Records that describe figures
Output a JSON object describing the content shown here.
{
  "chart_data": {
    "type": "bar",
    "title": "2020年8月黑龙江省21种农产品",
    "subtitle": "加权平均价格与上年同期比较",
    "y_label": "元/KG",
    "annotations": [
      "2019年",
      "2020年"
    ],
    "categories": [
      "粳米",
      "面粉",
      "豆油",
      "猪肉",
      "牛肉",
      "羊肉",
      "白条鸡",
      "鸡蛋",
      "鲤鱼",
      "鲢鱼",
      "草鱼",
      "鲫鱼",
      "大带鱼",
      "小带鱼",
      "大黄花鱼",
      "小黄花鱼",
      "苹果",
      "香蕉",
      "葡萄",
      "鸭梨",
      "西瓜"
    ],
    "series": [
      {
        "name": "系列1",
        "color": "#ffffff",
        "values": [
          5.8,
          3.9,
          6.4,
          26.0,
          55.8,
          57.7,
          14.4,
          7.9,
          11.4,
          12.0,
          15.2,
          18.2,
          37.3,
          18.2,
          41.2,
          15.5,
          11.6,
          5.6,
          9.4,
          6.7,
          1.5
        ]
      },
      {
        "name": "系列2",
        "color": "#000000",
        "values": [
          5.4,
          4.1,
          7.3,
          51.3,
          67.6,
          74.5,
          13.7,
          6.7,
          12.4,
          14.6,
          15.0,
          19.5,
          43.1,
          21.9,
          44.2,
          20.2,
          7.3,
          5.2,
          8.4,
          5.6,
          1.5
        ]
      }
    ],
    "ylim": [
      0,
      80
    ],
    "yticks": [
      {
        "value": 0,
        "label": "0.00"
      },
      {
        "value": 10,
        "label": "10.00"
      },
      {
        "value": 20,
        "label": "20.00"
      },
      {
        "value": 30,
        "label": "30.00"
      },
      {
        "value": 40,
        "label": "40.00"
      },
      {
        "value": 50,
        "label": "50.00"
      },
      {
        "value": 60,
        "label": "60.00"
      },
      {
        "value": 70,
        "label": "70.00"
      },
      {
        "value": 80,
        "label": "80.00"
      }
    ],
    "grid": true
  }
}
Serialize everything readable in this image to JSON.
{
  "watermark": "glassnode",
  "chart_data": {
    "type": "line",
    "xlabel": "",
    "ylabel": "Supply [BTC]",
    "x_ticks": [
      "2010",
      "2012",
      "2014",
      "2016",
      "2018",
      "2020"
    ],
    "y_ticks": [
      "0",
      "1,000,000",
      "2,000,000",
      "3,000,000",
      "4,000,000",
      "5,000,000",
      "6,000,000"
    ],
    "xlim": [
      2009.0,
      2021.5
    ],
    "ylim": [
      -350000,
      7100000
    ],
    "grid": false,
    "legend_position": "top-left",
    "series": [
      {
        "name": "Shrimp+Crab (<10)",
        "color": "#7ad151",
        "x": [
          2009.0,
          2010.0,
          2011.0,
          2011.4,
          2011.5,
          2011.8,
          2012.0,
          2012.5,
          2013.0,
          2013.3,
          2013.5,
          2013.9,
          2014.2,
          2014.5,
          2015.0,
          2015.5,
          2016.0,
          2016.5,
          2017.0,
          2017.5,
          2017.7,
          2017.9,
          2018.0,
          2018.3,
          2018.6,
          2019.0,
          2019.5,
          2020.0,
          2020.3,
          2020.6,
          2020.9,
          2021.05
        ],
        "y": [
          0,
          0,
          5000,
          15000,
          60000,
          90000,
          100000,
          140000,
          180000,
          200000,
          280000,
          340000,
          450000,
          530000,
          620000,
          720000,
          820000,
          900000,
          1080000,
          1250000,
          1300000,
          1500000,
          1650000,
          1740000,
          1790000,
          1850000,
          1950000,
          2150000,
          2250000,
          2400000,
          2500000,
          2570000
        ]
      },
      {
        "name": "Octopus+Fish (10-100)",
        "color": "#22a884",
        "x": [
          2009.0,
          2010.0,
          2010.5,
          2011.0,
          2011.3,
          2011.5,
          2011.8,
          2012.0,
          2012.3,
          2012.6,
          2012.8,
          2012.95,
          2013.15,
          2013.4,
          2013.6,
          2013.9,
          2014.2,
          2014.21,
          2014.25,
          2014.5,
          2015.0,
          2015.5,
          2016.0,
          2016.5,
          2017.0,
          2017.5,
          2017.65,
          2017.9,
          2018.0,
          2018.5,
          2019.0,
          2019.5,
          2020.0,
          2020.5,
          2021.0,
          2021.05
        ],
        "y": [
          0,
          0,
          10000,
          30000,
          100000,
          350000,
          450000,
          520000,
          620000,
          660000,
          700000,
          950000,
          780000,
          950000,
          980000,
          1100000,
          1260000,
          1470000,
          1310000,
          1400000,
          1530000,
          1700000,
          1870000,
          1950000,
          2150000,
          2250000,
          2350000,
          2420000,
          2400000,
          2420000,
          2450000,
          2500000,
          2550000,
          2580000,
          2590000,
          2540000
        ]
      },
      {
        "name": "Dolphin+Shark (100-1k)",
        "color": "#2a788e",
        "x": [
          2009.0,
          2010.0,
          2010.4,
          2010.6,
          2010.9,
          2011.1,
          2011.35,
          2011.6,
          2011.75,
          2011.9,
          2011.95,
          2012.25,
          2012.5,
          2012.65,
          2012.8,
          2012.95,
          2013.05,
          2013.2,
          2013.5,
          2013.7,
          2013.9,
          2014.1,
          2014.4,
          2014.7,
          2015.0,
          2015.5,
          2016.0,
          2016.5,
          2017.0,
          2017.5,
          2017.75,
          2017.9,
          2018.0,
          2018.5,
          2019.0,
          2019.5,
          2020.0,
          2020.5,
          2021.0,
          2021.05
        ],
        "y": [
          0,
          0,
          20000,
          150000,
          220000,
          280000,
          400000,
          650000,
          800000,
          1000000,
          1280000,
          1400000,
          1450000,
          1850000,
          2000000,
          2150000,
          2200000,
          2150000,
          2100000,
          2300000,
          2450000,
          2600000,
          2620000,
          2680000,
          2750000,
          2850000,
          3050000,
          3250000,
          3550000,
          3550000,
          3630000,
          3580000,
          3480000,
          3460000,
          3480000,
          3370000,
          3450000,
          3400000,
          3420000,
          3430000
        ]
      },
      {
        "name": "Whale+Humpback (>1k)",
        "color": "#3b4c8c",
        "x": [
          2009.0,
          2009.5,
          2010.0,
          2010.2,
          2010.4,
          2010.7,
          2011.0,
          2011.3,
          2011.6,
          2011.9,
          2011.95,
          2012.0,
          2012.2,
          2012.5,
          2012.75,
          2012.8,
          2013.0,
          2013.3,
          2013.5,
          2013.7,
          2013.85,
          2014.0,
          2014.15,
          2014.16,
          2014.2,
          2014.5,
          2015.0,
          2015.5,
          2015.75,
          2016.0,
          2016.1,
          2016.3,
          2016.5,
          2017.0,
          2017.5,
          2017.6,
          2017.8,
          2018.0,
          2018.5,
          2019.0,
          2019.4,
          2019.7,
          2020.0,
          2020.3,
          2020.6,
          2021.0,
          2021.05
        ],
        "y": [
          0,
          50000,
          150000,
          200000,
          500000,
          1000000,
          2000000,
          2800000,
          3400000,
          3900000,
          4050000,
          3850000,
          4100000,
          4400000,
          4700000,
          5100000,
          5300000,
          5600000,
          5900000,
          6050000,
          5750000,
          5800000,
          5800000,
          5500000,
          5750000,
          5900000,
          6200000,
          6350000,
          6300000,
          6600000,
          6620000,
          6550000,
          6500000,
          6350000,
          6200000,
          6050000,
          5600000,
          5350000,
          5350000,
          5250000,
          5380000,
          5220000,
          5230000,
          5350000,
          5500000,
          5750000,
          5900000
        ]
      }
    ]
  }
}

▶ Aim: Reproduce each record exactly, leaving nothing out.

▶ Exercise solution:
Output a JSON object describing the content shown here.
{
  "chart_data": {
    "type": "bar",
    "title": "2020年8月黑龙江省21种农产品",
    "subtitle": "加权平均价格与上年同期比较",
    "y_label": "元/KG",
    "annotations": [
      "2019年",
      "2020年"
    ],
    "categories": [
      "粳米",
      "面粉",
      "豆油",
      "猪肉",
      "牛肉",
      "羊肉",
      "白条鸡",
      "鸡蛋",
      "鲤鱼",
      "鲢鱼",
      "草鱼",
      "鲫鱼",
      "大带鱼",
      "小带鱼",
      "大黄花鱼",
      "小黄花鱼",
      "苹果",
      "香蕉",
      "葡萄",
      "鸭梨",
      "西瓜"
    ],
    "series": [
      {
        "name": "系列1",
        "color": "#ffffff",
        "values": [
          5.8,
          3.9,
          6.4,
          26.0,
          55.8,
          57.7,
          14.4,
          7.9,
          11.4,
          12.0,
          15.2,
          18.2,
          37.3,
          18.2,
          41.2,
          15.5,
          11.6,
          5.6,
          9.4,
          6.7,
          1.5
        ]
      },
      {
        "name": "系列2",
        "color": "#000000",
        "values": [
          5.4,
          4.1,
          7.3,
          51.3,
          67.6,
          74.5,
          13.7,
          6.7,
          12.4,
          14.6,
          15.0,
          19.5,
          43.1,
          21.9,
          44.2,
          20.2,
          7.3,
          5.2,
          8.4,
          5.6,
          1.5
        ]
      }
    ],
    "ylim": [
      0,
      80
    ],
    "yticks": [
      {
        "value": 0,
        "label": "0.00"
      },
      {
        "value": 10,
        "label": "10.00"
      },
      {
        "value": 20,
        "label": "20.00"
      },
      {
        "value": 30,
        "label": "30.00"
      },
      {
        "value": 40,
        "label": "40.00"
      },
      {
        "value": 50,
        "label": "50.00"
      },
      {
        "value": 60,
        "label": "60.00"
      },
      {
        "value": 70,
        "label": "70.00"
      },
      {
        "value": 80,
        "label": "80.00"
      }
    ],
    "grid": true
  }
}
Serialize everything readable in this image to JSON.
{
  "watermark": "glassnode",
  "chart_data": {
    "type": "line",
    "xlabel": "",
    "ylabel": "Supply [BTC]",
    "x_ticks": [
      "2010",
      "2012",
      "2014",
      "2016",
      "2018",
      "2020"
    ],
    "y_ticks": [
      "0",
      "1,000,000",
      "2,000,000",
      "3,000,000",
      "4,000,000",
      "5,000,000",
      "6,000,000"
    ],
    "xlim": [
      2009.0,
      2021.5
    ],
    "ylim": [
      -350000,
      7100000
    ],
    "grid": false,
    "legend_position": "top-left",
    "series": [
      {
        "name": "Shrimp+Crab (<10)",
        "color": "#7ad151",
        "x": [
          2009.0,
          2010.0,
          2011.0,
          2011.4,
          2011.5,
          2011.8,
          2012.0,
          2012.5,
          2013.0,
          2013.3,
          2013.5,
          2013.9,
          2014.2,
          2014.5,
          2015.0,
          2015.5,
          2016.0,
          2016.5,
          2017.0,
          2017.5,
          2017.7,
          2017.9,
          2018.0,
          2018.3,
          2018.6,
          2019.0,
          2019.5,
          2020.0,
          2020.3,
          2020.6,
          2020.9,
          2021.05
        ],
        "y": [
          0,
          0,
          5000,
          15000,
          60000,
          90000,
          100000,
          140000,
          180000,
          200000,
          280000,
          340000,
          450000,
          530000,
          620000,
          720000,
          820000,
          900000,
          1080000,
          1250000,
          1300000,
          1500000,
          1650000,
          1740000,
          1790000,
          1850000,
          1950000,
          2150000,
          2250000,
          2400000,
          2500000,
          2570000
        ]
      },
      {
        "name": "Octopus+Fish (10-100)",
        "color": "#22a884",
        "x": [
          2009.0,
          2010.0,
          2010.5,
          2011.0,
          2011.3,
          2011.5,
          2011.8,
          2012.0,
          2012.3,
          2012.6,
          2012.8,
          2012.95,
          2013.15,
          2013.4,
          2013.6,
          2013.9,
          2014.2,
          2014.21,
          2014.25,
          2014.5,
          2015.0,
          2015.5,
          2016.0,
          2016.5,
          2017.0,
          2017.5,
          2017.65,
          2017.9,
          2018.0,
          2018.5,
          2019.0,
          2019.5,
          2020.0,
          2020.5,
          2021.0,
          2021.05
        ],
        "y": [
          0,
          0,
          10000,
          30000,
          100000,
          350000,
          450000,
          520000,
          620000,
          660000,
          700000,
          950000,
          780000,
          950000,
          980000,
          1100000,
          1260000,
          1470000,
          1310000,
          1400000,
          1530000,
          1700000,
          1870000,
          1950000,
          2150000,
          2250000,
          2350000,
          2420000,
          2400000,
          2420000,
          2450000,
          2500000,
          2550000,
          2580000,
          2590000,
          2540000
        ]
      },
      {
        "name": "Dolphin+Shark (100-1k)",
        "color": "#2a788e",
        "x": [
          2009.0,
          2010.0,
          2010.4,
          2010.6,
          2010.9,
          2011.1,
          2011.35,
          2011.6,
          2011.75,
          2011.9,
          2011.95,
          2012.25,
          2012.5,
          2012.65,
          2012.8,
          2012.95,
          2013.05,
          2013.2,
          2013.5,
          2013.7,
          2013.9,
          2014.1,
          2014.4,
          2014.7,
          2015.0,
          2015.5,
          2016.0,
          2016.5,
          2017.0,
          2017.5,
          2017.75,
          2017.9,
          2018.0,
          2018.5,
          2019.0,
          2019.5,
          2020.0,
          2020.5,
          2021.0,
          2021.05
        ],
        "y": [
          0,
          0,
          20000,
          150000,
          220000,
          280000,
          400000,
          650000,
          800000,
          1000000,
          1280000,
          1400000,
          1450000,
          1850000,
          2000000,
          2150000,
          2200000,
          2150000,
          2100000,
          2300000,
          2450000,
          2600000,
          2620000,
          2680000,
          2750000,
          2850000,
          3050000,
          3250000,
          3550000,
          3550000,
          3630000,
          3580000,
          3480000,
          3460000,
          3480000,
          3370000,
          3450000,
          3400000,
          3420000,
          3430000
        ]
      },
      {
        "name": "Whale+Humpback (>1k)",
        "color": "#3b4c8c",
        "x": [
          2009.0,
          2009.5,
          2010.0,
          2010.2,
          2010.4,
          2010.7,
          2011.0,
          2011.3,
          2011.6,
          2011.9,
          2011.95,
          2012.0,
          2012.2,
          2012.5,
          2012.75,
          2012.8,
          2013.0,
          2013.3,
          2013.5,
          2013.7,
          2013.85,
          2014.0,
          2014.15,
          2014.16,
          2014.2,
          2014.5,
          2015.0,
          2015.5,
          2015.75,
          2016.0,
          2016.1,
          2016.3,
          2016.5,
          2017.0,
          2017.5,
          2017.6,
          2017.8,
          2018.0,
          2018.5,
          2019.0,
          2019.4,
          2019.7,
          2020.0,
          2020.3,
          2020.6,
          2021.0,
          2021.05
        ],
        "y": [
          0,
          50000,
          150000,
          200000,
          500000,
          1000000,
          2000000,
          2800000,
          3400000,
          3900000,
          4050000,
          3850000,
          4100000,
          4400000,
          4700000,
          5100000,
          5300000,
          5600000,
          5900000,
          6050000,
          5750000,
          5800000,
          5800000,
          5500000,
          5750000,
          5900000,
          6200000,
          6350000,
          6300000,
          6600000,
          6620000,
          6550000,
          6500000,
          6350000,
          6200000,
          6050000,
          5600000,
          5350000,
          5350000,
          5250000,
          5380000,
          5220000,
          5230000,
          5350000,
          5500000,
          5750000,
          5900000
        ]
      }
    ]
  }
}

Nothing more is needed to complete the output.